Written task >>
Copy each record exactly as it reads, leaving out any pictures it holds.

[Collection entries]
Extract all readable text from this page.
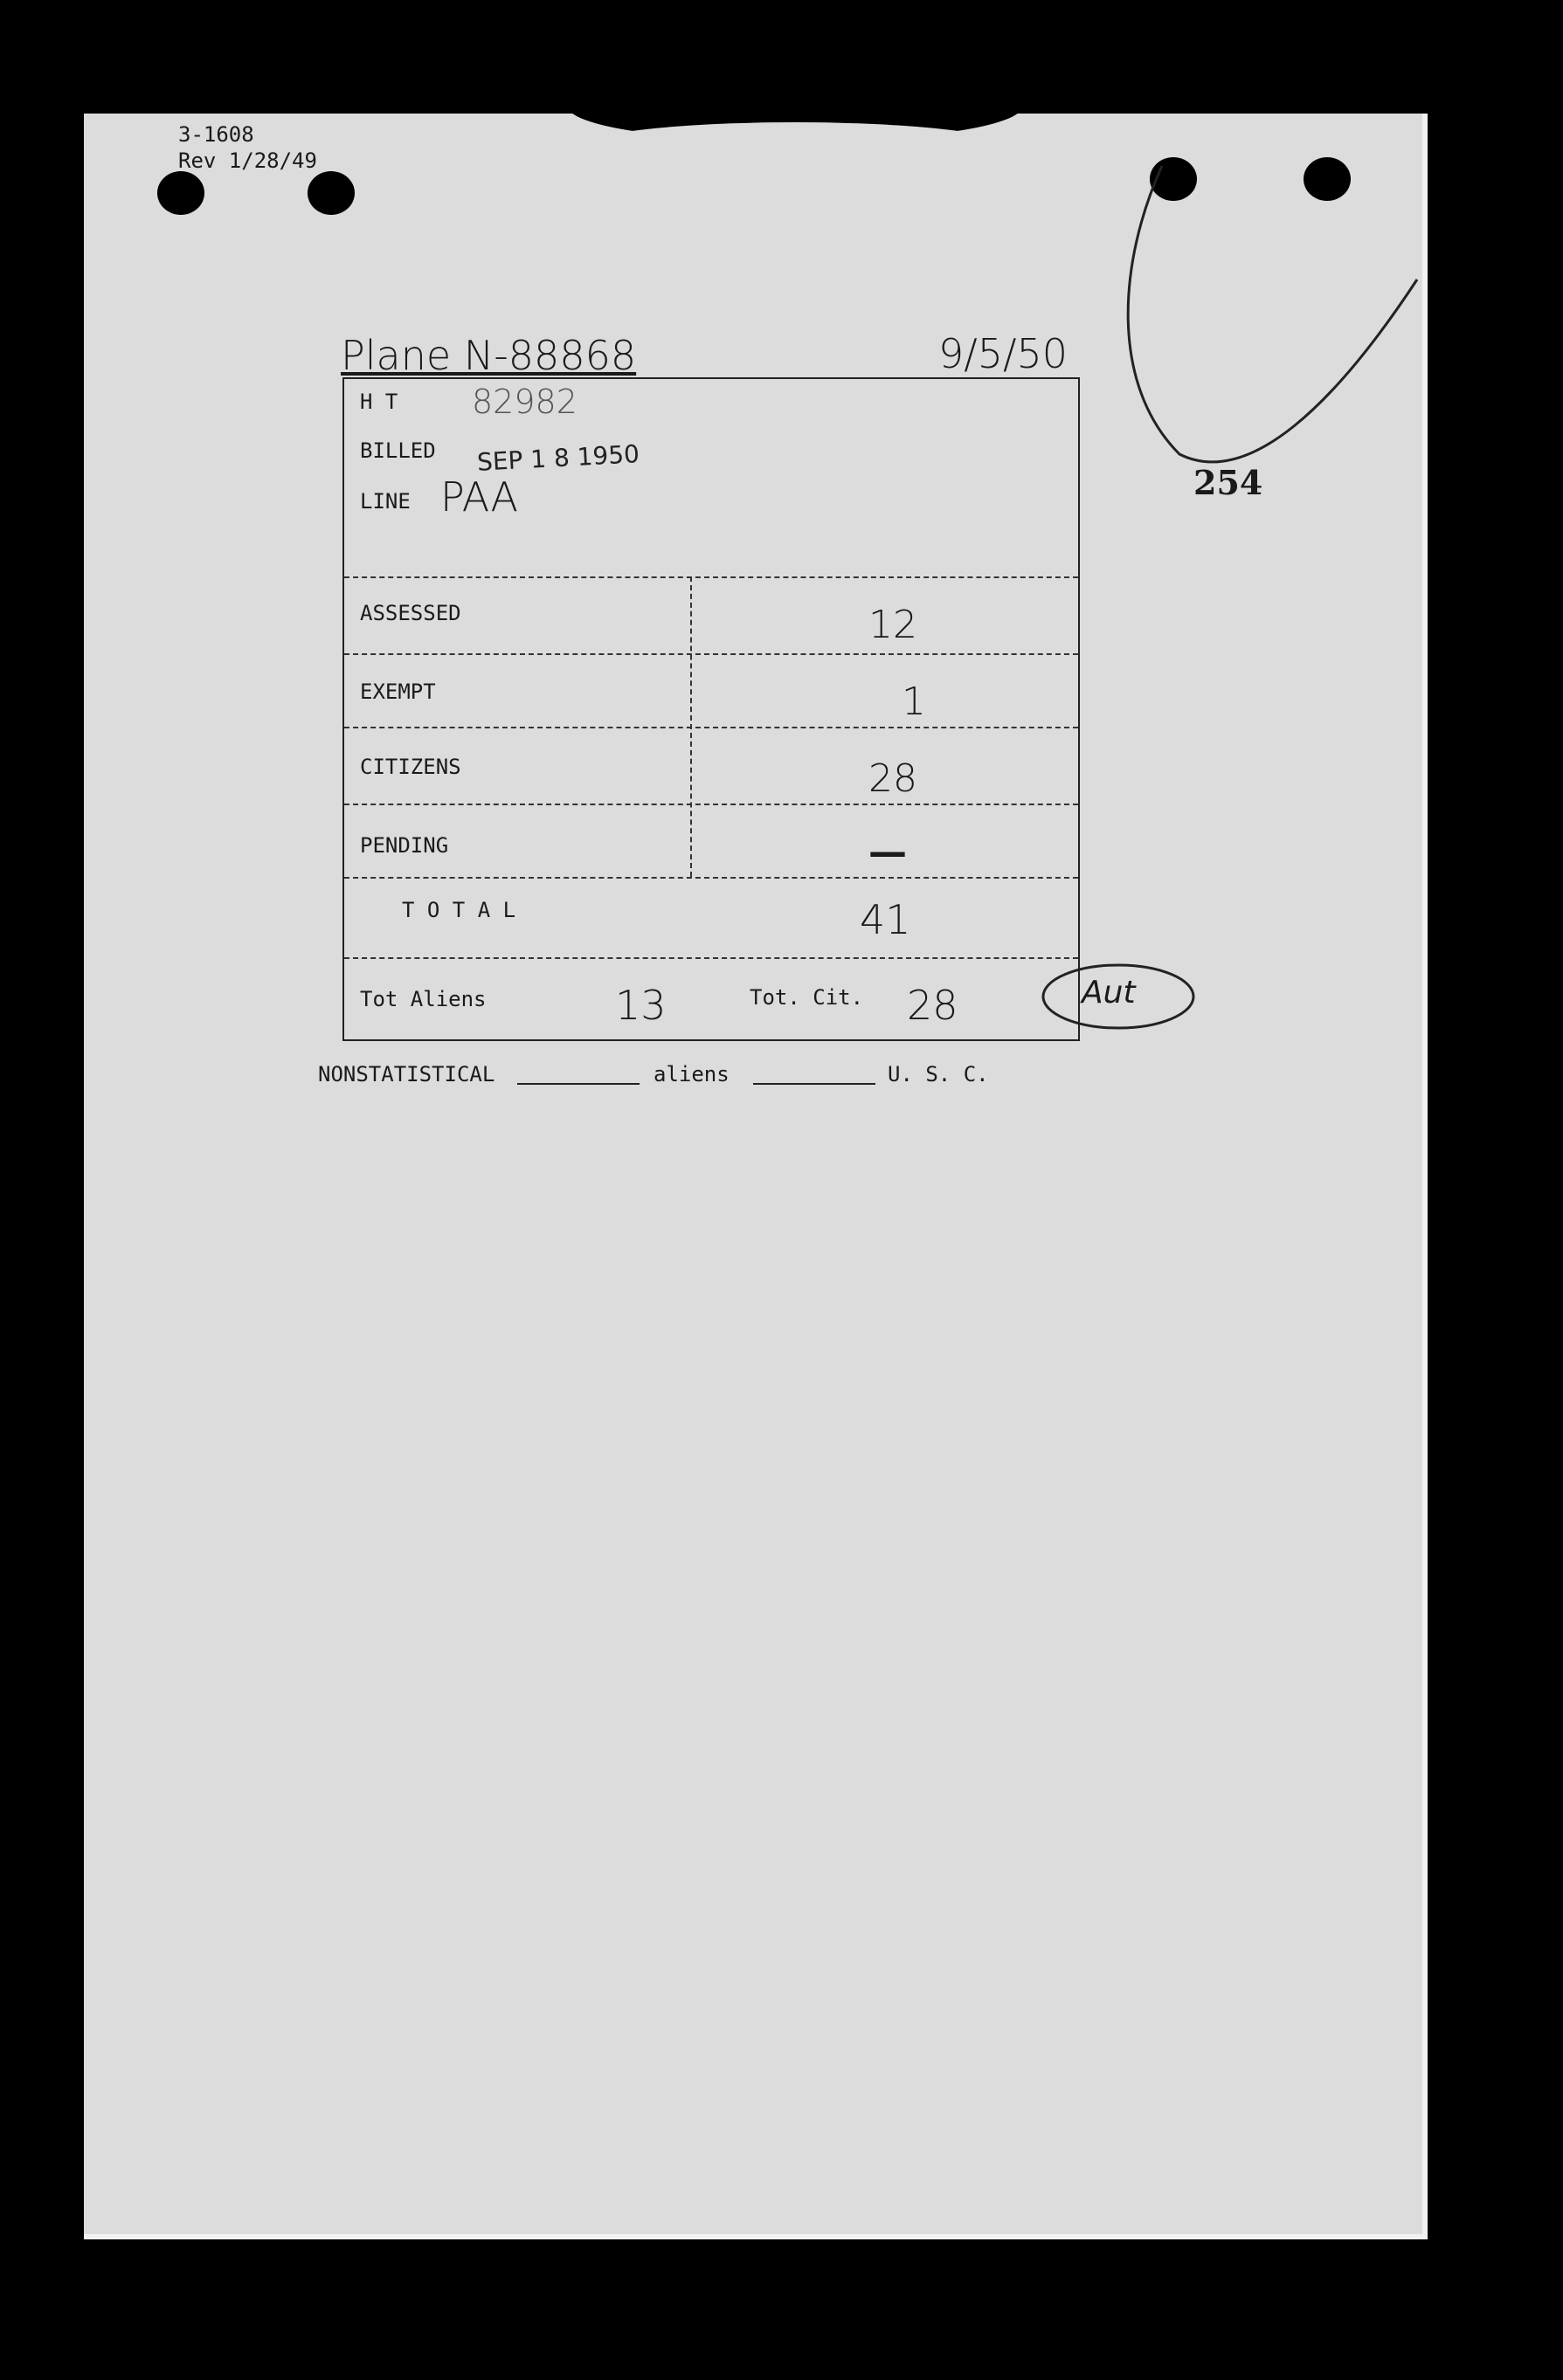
3-1608
Rev 1/28/49
Plane N-88868	9/5/50
254
H T 82982
BILLED SEP 1 8 1950
LINE PAA
ASSESSED	12
EXEMPT	1
CITIZENS	28
PENDING	—
T O T A L	41
Tot Aliens	13	Tot. Cit. 28	Aut
NONSTATISTICAL	aliens	U. S. C.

Result of this task >>
Extract all readable text from this page.
3-1608
Rev 1/28/49
Plane N-88868	9/5/50
254
H T 82982
BILLED SEP 1 8 1950
LINE PAA
ASSESSED	12
EXEMPT	1
CITIZENS	28
PENDING	—
T O T A L	41
Tot Aliens	13	Tot. Cit. 28	Aut
NONSTATISTICAL	aliens	U. S. C.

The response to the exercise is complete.